-- Start of Material --
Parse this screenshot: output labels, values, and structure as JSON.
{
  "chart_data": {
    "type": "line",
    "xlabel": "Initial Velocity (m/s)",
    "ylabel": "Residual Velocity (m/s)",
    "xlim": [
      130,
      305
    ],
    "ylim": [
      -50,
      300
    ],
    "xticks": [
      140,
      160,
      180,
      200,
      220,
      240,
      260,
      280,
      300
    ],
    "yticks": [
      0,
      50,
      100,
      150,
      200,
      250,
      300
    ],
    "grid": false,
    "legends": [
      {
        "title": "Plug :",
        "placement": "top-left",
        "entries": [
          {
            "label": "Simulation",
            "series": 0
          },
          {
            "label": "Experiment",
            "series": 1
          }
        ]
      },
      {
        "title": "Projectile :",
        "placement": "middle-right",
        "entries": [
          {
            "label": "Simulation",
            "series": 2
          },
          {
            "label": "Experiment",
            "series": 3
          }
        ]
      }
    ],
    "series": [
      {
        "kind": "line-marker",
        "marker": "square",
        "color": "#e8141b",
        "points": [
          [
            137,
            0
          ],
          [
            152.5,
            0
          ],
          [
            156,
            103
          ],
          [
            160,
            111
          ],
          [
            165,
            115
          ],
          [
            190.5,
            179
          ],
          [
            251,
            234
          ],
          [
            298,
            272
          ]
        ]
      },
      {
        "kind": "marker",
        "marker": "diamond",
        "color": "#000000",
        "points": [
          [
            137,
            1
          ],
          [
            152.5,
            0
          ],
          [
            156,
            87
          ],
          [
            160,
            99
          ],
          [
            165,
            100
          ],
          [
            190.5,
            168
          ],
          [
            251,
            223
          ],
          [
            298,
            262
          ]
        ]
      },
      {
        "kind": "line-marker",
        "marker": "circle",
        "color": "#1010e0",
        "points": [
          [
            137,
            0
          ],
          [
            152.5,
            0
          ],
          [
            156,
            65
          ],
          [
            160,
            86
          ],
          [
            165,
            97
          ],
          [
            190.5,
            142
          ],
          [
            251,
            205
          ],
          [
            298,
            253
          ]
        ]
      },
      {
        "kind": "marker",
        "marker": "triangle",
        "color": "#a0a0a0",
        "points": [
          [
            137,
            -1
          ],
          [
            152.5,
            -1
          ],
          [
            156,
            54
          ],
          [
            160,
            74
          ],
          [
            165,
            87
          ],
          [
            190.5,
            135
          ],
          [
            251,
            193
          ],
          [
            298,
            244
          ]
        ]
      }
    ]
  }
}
-- End of Material --
▶ [Problem requirements]
Output the records above in their entirety, exactly.

▶ [Response to the exercise]
Parse this screenshot: output labels, values, and structure as JSON.
{
  "chart_data": {
    "type": "line",
    "xlabel": "Initial Velocity (m/s)",
    "ylabel": "Residual Velocity (m/s)",
    "xlim": [
      130,
      305
    ],
    "ylim": [
      -50,
      300
    ],
    "xticks": [
      140,
      160,
      180,
      200,
      220,
      240,
      260,
      280,
      300
    ],
    "yticks": [
      0,
      50,
      100,
      150,
      200,
      250,
      300
    ],
    "grid": false,
    "legends": [
      {
        "title": "Plug :",
        "placement": "top-left",
        "entries": [
          {
            "label": "Simulation",
            "series": 0
          },
          {
            "label": "Experiment",
            "series": 1
          }
        ]
      },
      {
        "title": "Projectile :",
        "placement": "middle-right",
        "entries": [
          {
            "label": "Simulation",
            "series": 2
          },
          {
            "label": "Experiment",
            "series": 3
          }
        ]
      }
    ],
    "series": [
      {
        "kind": "line-marker",
        "marker": "square",
        "color": "#e8141b",
        "points": [
          [
            137,
            0
          ],
          [
            152.5,
            0
          ],
          [
            156,
            103
          ],
          [
            160,
            111
          ],
          [
            165,
            115
          ],
          [
            190.5,
            179
          ],
          [
            251,
            234
          ],
          [
            298,
            272
          ]
        ]
      },
      {
        "kind": "marker",
        "marker": "diamond",
        "color": "#000000",
        "points": [
          [
            137,
            1
          ],
          [
            152.5,
            0
          ],
          [
            156,
            87
          ],
          [
            160,
            99
          ],
          [
            165,
            100
          ],
          [
            190.5,
            168
          ],
          [
            251,
            223
          ],
          [
            298,
            262
          ]
        ]
      },
      {
        "kind": "line-marker",
        "marker": "circle",
        "color": "#1010e0",
        "points": [
          [
            137,
            0
          ],
          [
            152.5,
            0
          ],
          [
            156,
            65
          ],
          [
            160,
            86
          ],
          [
            165,
            97
          ],
          [
            190.5,
            142
          ],
          [
            251,
            205
          ],
          [
            298,
            253
          ]
        ]
      },
      {
        "kind": "marker",
        "marker": "triangle",
        "color": "#a0a0a0",
        "points": [
          [
            137,
            -1
          ],
          [
            152.5,
            -1
          ],
          [
            156,
            54
          ],
          [
            160,
            74
          ],
          [
            165,
            87
          ],
          [
            190.5,
            135
          ],
          [
            251,
            193
          ],
          [
            298,
            244
          ]
        ]
      }
    ]
  }
}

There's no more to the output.